(Dataset rows)
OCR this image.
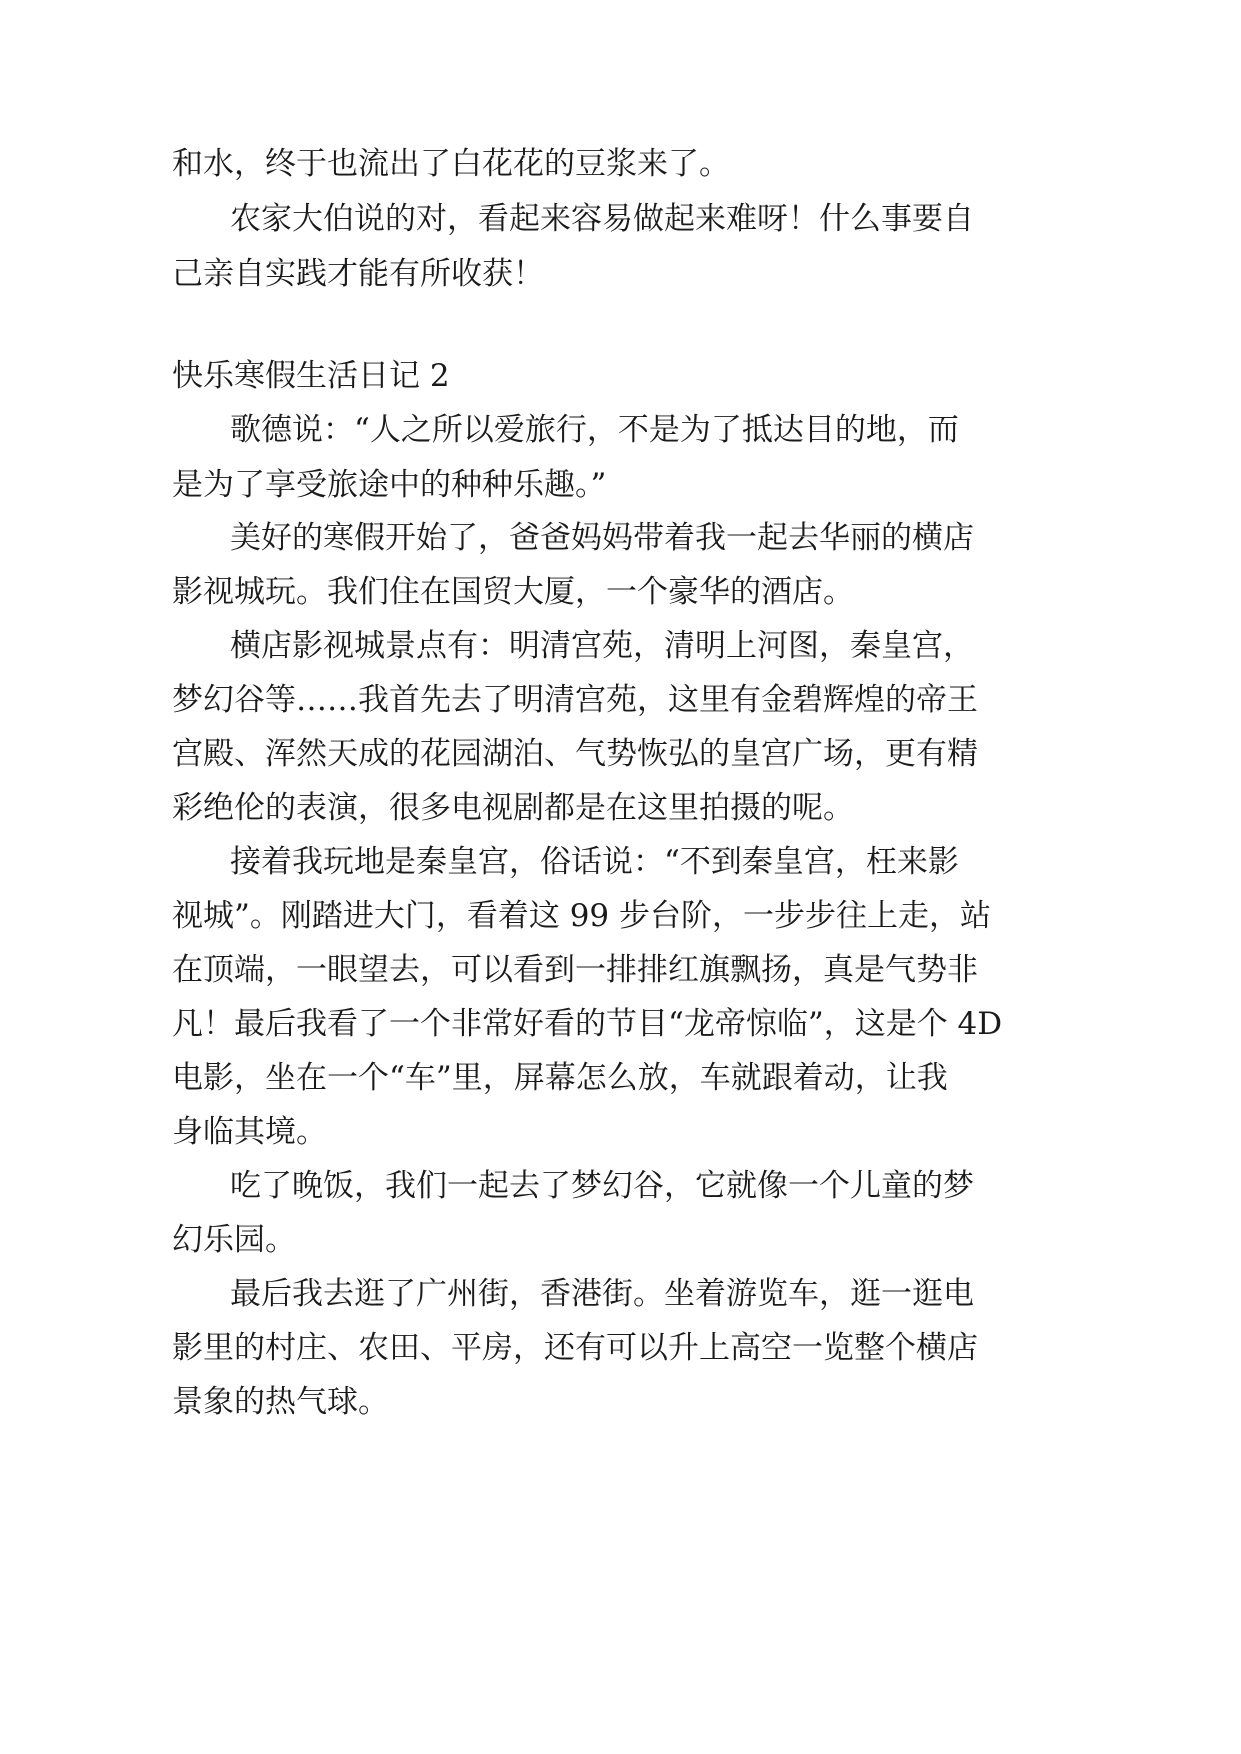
和水，终于也流出了白花花的豆浆来了。
农家大伯说的对，看起来容易做起来难呀！什么事要自
己亲自实践才能有所收获！
快乐寒假生活日记 2
歌德说：“人之所以爱旅行，不是为了抵达目的地，而
是为了享受旅途中的种种乐趣。”
美好的寒假开始了，爸爸妈妈带着我一起去华丽的横店
影视城玩。我们住在国贸大厦，一个豪华的酒店。
横店影视城景点有：明清宫苑，清明上河图，秦皇宫，
梦幻谷等……我首先去了明清宫苑，这里有金碧辉煌的帝王
宫殿、浑然天成的花园湖泊、气势恢弘的皇宫广场，更有精
彩绝伦的表演，很多电视剧都是在这里拍摄的呢。
接着我玩地是秦皇宫，俗话说：“不到秦皇宫，枉来影
视城”。刚踏进大门，看着这 99 步台阶，一步步往上走，站
在顶端，一眼望去，可以看到一排排红旗飘扬，真是气势非
凡！最后我看了一个非常好看的节目“龙帝惊临”，这是个 4D
电影，坐在一个“车”里，屏幕怎么放，车就跟着动，让我
身临其境。
吃了晚饭，我们一起去了梦幻谷，它就像一个儿童的梦
幻乐园。
最后我去逛了广州街，香港街。坐着游览车，逛一逛电
影里的村庄、农田、平房，还有可以升上高空一览整个横店
景象的热气球。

# [What you have to do]
Copy each line exactly, and leave the pictures out of your copy.

# [Result below]
OCR this image.
和水，终于也流出了白花花的豆浆来了。
农家大伯说的对，看起来容易做起来难呀！什么事要自
己亲自实践才能有所收获！
快乐寒假生活日记 2
歌德说：“人之所以爱旅行，不是为了抵达目的地，而
是为了享受旅途中的种种乐趣。”
美好的寒假开始了，爸爸妈妈带着我一起去华丽的横店
影视城玩。我们住在国贸大厦，一个豪华的酒店。
横店影视城景点有：明清宫苑，清明上河图，秦皇宫，
梦幻谷等……我首先去了明清宫苑，这里有金碧辉煌的帝王
宫殿、浑然天成的花园湖泊、气势恢弘的皇宫广场，更有精
彩绝伦的表演，很多电视剧都是在这里拍摄的呢。
接着我玩地是秦皇宫，俗话说：“不到秦皇宫，枉来影
视城”。刚踏进大门，看着这 99 步台阶，一步步往上走，站
在顶端，一眼望去，可以看到一排排红旗飘扬，真是气势非
凡！最后我看了一个非常好看的节目“龙帝惊临”，这是个 4D
电影，坐在一个“车”里，屏幕怎么放，车就跟着动，让我
身临其境。
吃了晚饭，我们一起去了梦幻谷，它就像一个儿童的梦
幻乐园。
最后我去逛了广州街，香港街。坐着游览车，逛一逛电
影里的村庄、农田、平房，还有可以升上高空一览整个横店
景象的热气球。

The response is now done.